[Stored entries]
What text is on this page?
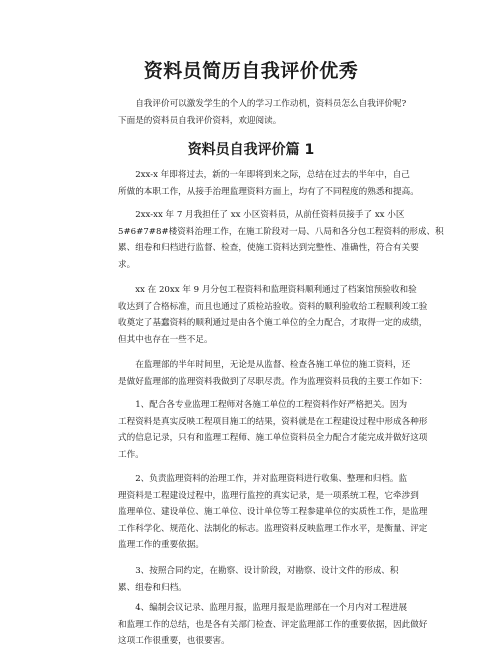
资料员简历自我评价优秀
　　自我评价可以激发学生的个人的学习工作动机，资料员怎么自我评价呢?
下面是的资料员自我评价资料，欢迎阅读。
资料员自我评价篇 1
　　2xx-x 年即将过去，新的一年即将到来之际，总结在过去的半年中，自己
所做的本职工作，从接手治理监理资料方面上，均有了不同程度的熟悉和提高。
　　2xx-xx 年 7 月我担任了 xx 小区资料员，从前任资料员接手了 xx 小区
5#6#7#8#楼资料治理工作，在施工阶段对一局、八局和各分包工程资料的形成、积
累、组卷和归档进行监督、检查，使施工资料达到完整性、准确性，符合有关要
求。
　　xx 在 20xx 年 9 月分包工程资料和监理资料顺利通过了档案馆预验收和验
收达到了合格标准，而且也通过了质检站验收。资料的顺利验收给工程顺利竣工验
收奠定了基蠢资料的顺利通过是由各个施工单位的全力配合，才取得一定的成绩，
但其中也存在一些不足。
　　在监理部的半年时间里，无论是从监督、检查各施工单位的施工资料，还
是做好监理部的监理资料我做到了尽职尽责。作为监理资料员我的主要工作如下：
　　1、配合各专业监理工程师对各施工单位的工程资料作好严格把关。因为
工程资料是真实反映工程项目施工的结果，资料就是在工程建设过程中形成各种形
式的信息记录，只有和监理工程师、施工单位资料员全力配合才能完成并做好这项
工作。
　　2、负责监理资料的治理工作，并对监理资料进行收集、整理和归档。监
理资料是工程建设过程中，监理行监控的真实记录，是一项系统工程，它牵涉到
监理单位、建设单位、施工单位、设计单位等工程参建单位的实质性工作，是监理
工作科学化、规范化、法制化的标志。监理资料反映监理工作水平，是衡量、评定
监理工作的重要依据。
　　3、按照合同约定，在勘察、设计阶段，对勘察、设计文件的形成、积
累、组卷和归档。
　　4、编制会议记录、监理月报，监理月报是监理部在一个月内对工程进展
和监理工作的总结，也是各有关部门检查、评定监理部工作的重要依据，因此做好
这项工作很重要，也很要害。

==

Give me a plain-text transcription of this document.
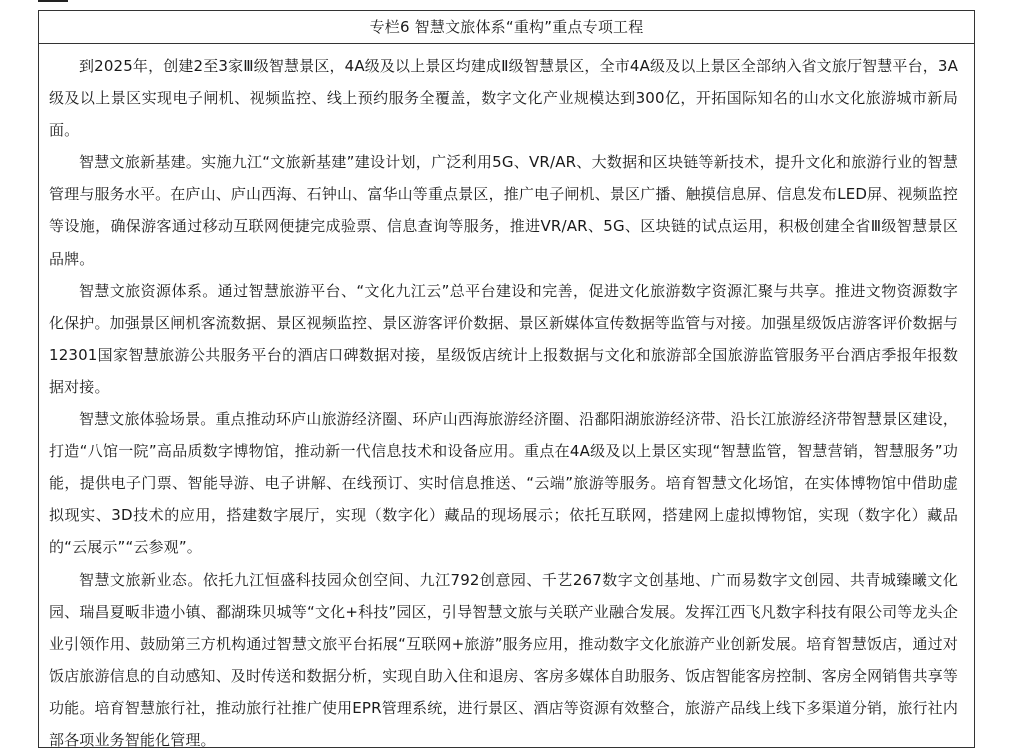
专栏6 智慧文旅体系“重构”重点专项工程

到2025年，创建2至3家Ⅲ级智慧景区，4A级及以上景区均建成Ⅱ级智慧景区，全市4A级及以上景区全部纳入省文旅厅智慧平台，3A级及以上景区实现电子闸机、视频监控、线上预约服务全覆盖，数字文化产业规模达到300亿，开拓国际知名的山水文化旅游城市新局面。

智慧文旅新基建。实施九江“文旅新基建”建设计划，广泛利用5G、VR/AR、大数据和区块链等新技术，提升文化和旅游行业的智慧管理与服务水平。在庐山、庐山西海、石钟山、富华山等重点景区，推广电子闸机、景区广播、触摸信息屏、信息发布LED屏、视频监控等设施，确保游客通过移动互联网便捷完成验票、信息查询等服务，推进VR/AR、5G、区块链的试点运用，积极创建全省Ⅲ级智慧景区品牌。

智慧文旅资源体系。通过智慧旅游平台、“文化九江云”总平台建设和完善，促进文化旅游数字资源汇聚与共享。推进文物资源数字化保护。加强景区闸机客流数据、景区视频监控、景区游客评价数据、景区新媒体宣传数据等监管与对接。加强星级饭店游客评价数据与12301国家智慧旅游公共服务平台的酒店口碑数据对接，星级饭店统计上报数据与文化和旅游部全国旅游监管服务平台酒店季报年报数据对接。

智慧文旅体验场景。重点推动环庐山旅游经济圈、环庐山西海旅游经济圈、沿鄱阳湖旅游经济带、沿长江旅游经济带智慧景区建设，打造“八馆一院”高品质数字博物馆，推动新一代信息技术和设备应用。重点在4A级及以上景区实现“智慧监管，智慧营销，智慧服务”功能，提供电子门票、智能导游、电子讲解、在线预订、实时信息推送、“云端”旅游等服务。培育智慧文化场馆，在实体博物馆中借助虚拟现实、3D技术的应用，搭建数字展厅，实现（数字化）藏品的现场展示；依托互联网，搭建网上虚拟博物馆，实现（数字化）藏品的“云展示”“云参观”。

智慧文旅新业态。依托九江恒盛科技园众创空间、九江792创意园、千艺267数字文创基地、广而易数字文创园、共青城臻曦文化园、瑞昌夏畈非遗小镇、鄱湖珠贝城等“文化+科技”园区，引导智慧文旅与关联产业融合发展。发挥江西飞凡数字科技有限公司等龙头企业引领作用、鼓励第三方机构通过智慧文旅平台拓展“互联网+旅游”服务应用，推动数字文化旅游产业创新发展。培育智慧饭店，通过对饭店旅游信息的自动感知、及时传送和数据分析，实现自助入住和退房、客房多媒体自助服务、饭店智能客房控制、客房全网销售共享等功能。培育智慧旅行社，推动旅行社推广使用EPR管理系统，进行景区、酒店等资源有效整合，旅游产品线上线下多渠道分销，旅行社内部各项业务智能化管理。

==

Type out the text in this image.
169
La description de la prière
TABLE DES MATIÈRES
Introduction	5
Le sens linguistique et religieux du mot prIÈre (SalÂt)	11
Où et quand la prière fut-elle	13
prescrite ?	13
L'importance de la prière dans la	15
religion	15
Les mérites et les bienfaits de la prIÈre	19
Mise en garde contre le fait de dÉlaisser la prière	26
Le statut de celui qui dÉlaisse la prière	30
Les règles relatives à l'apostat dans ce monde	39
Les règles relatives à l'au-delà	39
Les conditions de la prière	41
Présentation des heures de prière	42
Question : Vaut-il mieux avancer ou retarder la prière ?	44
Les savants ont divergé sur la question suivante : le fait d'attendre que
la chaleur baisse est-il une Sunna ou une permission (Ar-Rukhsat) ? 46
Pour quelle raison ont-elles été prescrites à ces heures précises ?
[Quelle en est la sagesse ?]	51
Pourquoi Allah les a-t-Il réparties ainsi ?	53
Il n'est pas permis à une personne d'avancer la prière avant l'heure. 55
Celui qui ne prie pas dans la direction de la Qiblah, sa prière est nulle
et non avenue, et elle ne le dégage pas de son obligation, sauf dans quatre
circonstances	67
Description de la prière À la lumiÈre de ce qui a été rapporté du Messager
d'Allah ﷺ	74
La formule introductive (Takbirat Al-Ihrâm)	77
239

Exercise details => Answer with one number: how many lines of the entries above include the word "dans".

Reply to the exercise => 4